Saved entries
========
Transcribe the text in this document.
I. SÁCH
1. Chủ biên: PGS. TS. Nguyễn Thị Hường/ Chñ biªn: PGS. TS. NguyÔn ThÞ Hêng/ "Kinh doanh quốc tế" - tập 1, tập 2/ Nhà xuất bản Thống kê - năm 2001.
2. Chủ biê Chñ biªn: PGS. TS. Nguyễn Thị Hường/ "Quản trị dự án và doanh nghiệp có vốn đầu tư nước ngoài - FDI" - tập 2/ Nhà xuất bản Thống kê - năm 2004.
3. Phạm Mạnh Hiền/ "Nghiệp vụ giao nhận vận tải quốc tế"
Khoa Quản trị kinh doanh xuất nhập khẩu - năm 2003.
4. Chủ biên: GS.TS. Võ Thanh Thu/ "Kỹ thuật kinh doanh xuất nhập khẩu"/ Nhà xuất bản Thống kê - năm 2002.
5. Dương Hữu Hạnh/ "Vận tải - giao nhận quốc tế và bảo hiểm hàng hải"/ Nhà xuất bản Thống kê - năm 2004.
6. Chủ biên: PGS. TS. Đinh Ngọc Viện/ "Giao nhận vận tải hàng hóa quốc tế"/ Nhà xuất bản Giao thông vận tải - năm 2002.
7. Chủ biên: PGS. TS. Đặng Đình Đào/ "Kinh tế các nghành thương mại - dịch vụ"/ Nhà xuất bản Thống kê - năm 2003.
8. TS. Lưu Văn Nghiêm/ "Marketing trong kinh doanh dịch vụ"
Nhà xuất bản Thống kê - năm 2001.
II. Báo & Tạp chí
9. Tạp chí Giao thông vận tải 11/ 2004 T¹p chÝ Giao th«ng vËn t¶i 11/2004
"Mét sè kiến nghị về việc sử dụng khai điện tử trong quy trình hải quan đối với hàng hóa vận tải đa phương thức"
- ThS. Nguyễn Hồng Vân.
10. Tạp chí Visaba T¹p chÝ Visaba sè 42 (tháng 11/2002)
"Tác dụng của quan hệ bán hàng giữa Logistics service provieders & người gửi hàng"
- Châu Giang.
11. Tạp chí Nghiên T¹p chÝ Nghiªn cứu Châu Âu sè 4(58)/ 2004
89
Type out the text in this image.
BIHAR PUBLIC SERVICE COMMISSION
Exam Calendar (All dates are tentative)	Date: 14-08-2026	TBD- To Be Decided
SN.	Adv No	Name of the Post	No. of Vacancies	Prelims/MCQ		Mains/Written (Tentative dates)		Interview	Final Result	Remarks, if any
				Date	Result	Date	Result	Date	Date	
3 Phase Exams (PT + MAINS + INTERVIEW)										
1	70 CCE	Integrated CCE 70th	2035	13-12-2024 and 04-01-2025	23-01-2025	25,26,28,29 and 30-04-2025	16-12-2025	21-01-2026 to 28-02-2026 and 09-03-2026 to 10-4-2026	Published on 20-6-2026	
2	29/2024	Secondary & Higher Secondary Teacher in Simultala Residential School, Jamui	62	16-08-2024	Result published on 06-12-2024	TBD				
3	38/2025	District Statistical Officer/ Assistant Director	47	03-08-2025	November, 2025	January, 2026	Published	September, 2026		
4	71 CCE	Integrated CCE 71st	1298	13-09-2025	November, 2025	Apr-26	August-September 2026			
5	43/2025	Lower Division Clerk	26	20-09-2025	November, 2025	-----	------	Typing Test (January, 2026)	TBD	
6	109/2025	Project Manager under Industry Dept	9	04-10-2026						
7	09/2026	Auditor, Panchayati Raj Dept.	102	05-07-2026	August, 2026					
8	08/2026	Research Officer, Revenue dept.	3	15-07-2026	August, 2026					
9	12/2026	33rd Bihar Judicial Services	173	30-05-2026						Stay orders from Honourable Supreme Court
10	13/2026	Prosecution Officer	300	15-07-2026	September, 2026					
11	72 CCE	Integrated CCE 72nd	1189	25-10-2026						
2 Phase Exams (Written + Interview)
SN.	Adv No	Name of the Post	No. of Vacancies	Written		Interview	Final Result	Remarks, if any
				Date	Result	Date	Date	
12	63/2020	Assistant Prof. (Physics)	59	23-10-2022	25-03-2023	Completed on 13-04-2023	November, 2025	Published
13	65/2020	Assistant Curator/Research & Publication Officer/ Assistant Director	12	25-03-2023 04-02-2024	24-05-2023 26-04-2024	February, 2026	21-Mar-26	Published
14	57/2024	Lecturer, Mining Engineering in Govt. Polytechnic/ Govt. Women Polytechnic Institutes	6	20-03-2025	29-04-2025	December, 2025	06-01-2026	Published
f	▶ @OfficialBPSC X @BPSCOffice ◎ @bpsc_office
========
WHAT YOU SHOULD DO
Collect the complete line wherever the string "Exams" appears in the records.

TASK SOLUTION
3 Phase Exams (PT + MAINS + INTERVIEW)										
2 Phase Exams (Written + Interview)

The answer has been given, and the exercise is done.